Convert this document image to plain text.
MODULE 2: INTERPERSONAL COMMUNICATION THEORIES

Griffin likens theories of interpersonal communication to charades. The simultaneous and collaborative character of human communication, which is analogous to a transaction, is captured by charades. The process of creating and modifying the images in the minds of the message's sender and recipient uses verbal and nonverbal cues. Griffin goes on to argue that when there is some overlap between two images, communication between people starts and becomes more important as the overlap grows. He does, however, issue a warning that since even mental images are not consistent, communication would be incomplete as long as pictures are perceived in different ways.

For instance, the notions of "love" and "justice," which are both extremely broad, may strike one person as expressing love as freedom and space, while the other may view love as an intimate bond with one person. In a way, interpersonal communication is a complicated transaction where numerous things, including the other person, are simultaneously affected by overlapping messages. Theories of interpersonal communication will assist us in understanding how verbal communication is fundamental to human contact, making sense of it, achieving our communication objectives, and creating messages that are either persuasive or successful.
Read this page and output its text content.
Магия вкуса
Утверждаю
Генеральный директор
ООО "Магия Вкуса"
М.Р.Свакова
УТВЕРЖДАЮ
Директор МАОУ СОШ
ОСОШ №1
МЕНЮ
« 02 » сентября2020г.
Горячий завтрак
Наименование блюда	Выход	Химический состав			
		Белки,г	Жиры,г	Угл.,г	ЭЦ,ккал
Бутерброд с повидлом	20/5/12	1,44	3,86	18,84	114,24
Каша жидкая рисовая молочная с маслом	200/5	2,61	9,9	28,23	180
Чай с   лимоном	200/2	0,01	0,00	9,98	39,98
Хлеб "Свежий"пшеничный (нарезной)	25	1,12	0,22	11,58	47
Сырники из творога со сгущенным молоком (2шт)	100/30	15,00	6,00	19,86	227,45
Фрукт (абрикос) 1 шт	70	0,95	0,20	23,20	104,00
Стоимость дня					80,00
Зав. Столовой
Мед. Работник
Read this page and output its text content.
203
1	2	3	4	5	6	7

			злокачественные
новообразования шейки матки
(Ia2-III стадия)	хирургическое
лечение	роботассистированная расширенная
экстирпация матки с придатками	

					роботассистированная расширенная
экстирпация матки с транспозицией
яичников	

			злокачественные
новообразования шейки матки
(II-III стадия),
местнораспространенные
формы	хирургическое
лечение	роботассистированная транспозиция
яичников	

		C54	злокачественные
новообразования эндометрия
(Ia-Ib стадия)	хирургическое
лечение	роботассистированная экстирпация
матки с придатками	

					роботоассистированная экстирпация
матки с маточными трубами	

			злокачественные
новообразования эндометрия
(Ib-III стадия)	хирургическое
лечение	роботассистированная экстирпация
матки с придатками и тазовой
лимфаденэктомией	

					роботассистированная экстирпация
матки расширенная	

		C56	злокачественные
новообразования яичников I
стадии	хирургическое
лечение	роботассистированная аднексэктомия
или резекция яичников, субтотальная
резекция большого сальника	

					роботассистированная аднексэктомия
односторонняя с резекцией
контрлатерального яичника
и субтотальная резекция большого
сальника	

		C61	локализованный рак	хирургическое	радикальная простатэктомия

## To be done
Check every line of the listing for the string "роботассистированная" and report how many lines have it, as a number alone.

## Full output
8